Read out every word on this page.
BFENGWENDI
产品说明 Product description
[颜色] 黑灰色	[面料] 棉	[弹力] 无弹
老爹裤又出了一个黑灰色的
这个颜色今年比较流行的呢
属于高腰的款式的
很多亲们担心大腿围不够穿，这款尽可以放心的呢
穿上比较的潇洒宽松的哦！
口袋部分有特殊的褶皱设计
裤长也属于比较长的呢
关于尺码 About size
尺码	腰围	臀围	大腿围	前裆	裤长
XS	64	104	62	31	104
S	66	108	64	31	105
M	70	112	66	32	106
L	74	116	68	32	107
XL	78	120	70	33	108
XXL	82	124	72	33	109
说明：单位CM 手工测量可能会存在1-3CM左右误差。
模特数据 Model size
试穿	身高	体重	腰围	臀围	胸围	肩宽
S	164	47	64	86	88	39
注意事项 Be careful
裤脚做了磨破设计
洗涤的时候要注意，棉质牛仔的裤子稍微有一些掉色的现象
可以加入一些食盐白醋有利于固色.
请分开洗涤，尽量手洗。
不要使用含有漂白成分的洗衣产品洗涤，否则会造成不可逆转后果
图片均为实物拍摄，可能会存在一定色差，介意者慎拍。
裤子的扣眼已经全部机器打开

::::

WORK TO DO
Set down the material above again, word for word.

ANSWER TO THIS PROBLEM
Read out every word on this page.
BFENGWENDI
产品说明 Product description
[颜色] 黑灰色	[面料] 棉	[弹力] 无弹
老爹裤又出了一个黑灰色的
这个颜色今年比较流行的呢
属于高腰的款式的
很多亲们担心大腿围不够穿，这款尽可以放心的呢
穿上比较的潇洒宽松的哦！
口袋部分有特殊的褶皱设计
裤长也属于比较长的呢
关于尺码 About size
尺码	腰围	臀围	大腿围	前裆	裤长
XS	64	104	62	31	104
S	66	108	64	31	105
M	70	112	66	32	106
L	74	116	68	32	107
XL	78	120	70	33	108
XXL	82	124	72	33	109
说明：单位CM 手工测量可能会存在1-3CM左右误差。
模特数据 Model size
试穿	身高	体重	腰围	臀围	胸围	肩宽
S	164	47	64	86	88	39
注意事项 Be careful
裤脚做了磨破设计
洗涤的时候要注意，棉质牛仔的裤子稍微有一些掉色的现象
可以加入一些食盐白醋有利于固色.
请分开洗涤，尽量手洗。
不要使用含有漂白成分的洗衣产品洗涤，否则会造成不可逆转后果
图片均为实物拍摄，可能会存在一定色差，介意者慎拍。
裤子的扣眼已经全部机器打开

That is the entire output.